## Start
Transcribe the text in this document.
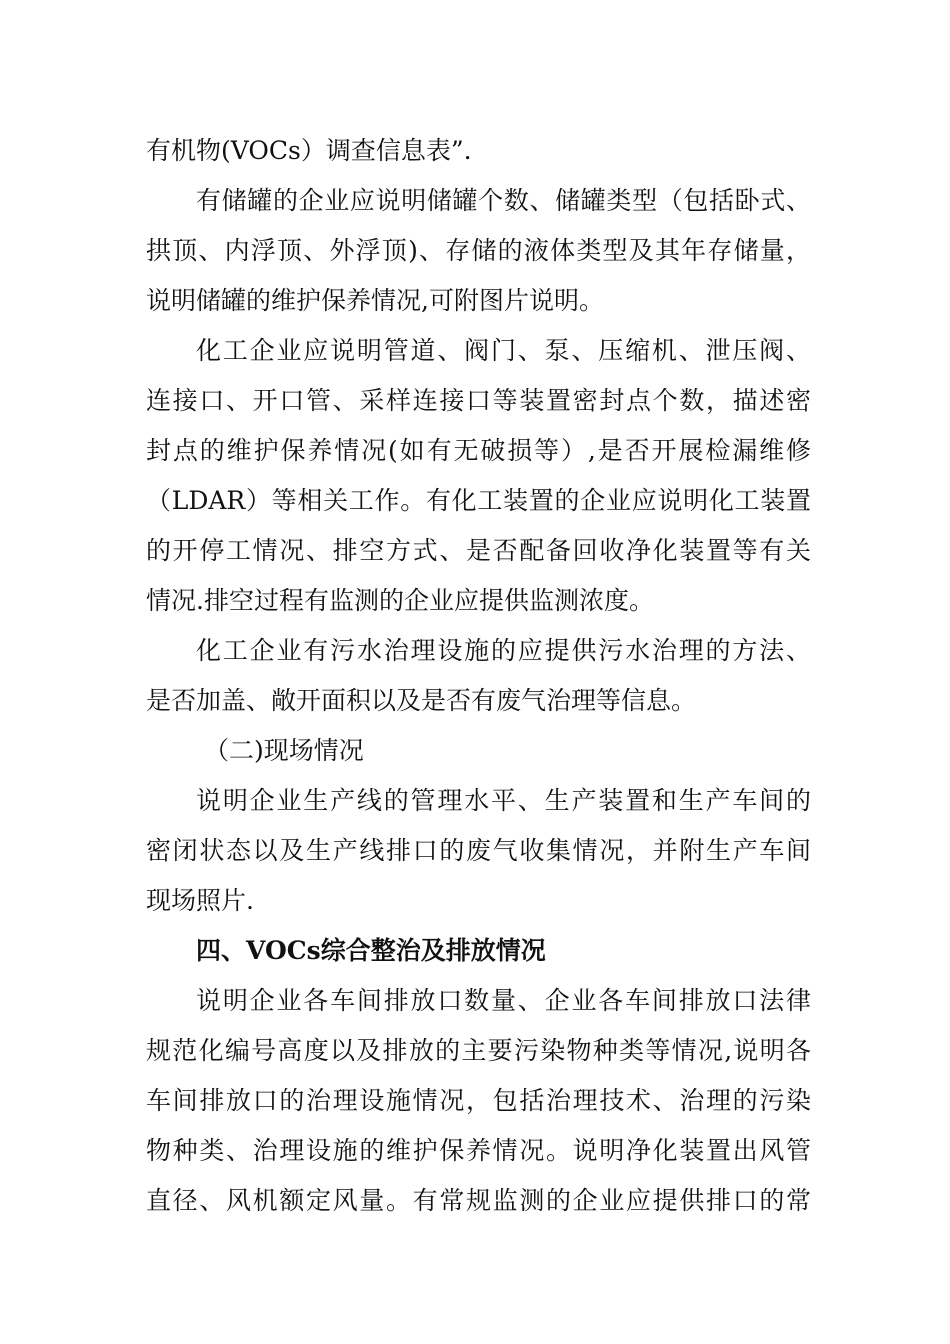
有机物(VOCs）调查信息表”.
有储罐的企业应说明储罐个数、储罐类型（包括卧式、
拱顶、内浮顶、外浮顶)、存储的液体类型及其年存储量，
说明储罐的维护保养情况,可附图片说明。
化工企业应说明管道、阀门、泵、压缩机、泄压阀、
连接口、开口管、采样连接口等装置密封点个数，描述密
封点的维护保养情况(如有无破损等）,是否开展检漏维修
（LDAR）等相关工作。有化工装置的企业应说明化工装置
的开停工情况、排空方式、是否配备回收净化装置等有关
情况.排空过程有监测的企业应提供监测浓度。
化工企业有污水治理设施的应提供污水治理的方法、
是否加盖、敞开面积以及是否有废气治理等信息。
（二)现场情况
说明企业生产线的管理水平、生产装置和生产车间的
密闭状态以及生产线排口的废气收集情况，并附生产车间
现场照片.
四、VOCs综合整治及排放情况
说明企业各车间排放口数量、企业各车间排放口法律
规范化编号高度以及排放的主要污染物种类等情况,说明各
车间排放口的治理设施情况，包括治理技术、治理的污染
物种类、治理设施的维护保养情况。说明净化装置出风管
直径、风机额定风量。有常规监测的企业应提供排口的常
## End
Copy the data character for character, but drop all pictures from the copy.

Answer to the exercise:
Transcribe the text in this document.
有机物(VOCs）调查信息表”.
有储罐的企业应说明储罐个数、储罐类型（包括卧式、
拱顶、内浮顶、外浮顶)、存储的液体类型及其年存储量，
说明储罐的维护保养情况,可附图片说明。
化工企业应说明管道、阀门、泵、压缩机、泄压阀、
连接口、开口管、采样连接口等装置密封点个数，描述密
封点的维护保养情况(如有无破损等）,是否开展检漏维修
（LDAR）等相关工作。有化工装置的企业应说明化工装置
的开停工情况、排空方式、是否配备回收净化装置等有关
情况.排空过程有监测的企业应提供监测浓度。
化工企业有污水治理设施的应提供污水治理的方法、
是否加盖、敞开面积以及是否有废气治理等信息。
（二)现场情况
说明企业生产线的管理水平、生产装置和生产车间的
密闭状态以及生产线排口的废气收集情况，并附生产车间
现场照片.
四、VOCs综合整治及排放情况
说明企业各车间排放口数量、企业各车间排放口法律
规范化编号高度以及排放的主要污染物种类等情况,说明各
车间排放口的治理设施情况，包括治理技术、治理的污染
物种类、治理设施的维护保养情况。说明净化装置出风管
直径、风机额定风量。有常规监测的企业应提供排口的常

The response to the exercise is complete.